What to work on.
Among the records below, find each line that includes the string "frac" and copy it.

---

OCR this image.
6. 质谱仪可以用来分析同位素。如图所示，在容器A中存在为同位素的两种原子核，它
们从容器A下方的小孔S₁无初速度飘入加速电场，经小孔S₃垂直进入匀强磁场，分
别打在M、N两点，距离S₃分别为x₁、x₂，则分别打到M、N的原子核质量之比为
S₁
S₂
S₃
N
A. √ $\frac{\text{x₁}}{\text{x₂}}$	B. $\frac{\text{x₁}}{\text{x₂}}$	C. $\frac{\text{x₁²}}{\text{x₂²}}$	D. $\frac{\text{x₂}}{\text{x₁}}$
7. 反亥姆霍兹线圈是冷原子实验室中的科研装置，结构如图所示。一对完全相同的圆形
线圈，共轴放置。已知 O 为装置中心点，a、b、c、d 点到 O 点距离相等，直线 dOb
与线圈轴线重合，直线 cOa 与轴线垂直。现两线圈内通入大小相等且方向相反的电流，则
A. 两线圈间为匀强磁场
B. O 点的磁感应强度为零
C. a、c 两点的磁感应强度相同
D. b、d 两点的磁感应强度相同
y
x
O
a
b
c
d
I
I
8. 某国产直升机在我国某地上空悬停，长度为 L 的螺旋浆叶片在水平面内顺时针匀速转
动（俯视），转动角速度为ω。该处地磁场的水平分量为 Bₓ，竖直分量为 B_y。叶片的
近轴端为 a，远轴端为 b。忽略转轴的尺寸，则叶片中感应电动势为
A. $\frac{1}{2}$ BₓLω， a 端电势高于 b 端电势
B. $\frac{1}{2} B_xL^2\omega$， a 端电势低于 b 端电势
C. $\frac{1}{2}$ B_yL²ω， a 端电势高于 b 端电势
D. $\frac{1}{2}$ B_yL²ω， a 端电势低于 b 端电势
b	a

---

Exercise answer.
A. √ $\frac{\text{x₁}}{\text{x₂}}$	B. $\frac{\text{x₁}}{\text{x₂}}$	C. $\frac{\text{x₁²}}{\text{x₂²}}$	D. $\frac{\text{x₂}}{\text{x₁}}$
A. $\frac{1}{2}$ BₓLω， a 端电势高于 b 端电势
B. $\frac{1}{2} B_xL^2\omega$， a 端电势低于 b 端电势
C. $\frac{1}{2}$ B_yL²ω， a 端电势高于 b 端电势
D. $\frac{1}{2}$ B_yL²ω， a 端电势低于 b 端电势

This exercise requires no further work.